> _What the exercise asks_
Look for the word "icon" in each line and report the count of matching lines, with nothing added.

> _Dataset records_
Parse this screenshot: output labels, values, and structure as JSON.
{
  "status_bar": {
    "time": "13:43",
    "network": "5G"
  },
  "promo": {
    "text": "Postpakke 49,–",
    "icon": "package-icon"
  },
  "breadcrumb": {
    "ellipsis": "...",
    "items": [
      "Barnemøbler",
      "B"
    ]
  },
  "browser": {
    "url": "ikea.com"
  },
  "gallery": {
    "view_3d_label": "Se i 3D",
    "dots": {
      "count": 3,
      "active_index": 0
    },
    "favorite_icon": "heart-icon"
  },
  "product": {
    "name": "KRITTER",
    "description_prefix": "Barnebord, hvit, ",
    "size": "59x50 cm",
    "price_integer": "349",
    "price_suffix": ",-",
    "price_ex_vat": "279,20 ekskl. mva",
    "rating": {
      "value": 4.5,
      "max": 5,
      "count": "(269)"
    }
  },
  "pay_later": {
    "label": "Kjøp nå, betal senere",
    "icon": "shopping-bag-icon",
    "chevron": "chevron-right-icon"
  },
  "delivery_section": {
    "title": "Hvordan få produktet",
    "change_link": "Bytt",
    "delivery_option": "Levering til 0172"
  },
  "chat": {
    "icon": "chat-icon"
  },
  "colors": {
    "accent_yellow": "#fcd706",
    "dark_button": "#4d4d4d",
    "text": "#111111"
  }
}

> _Right answer_
5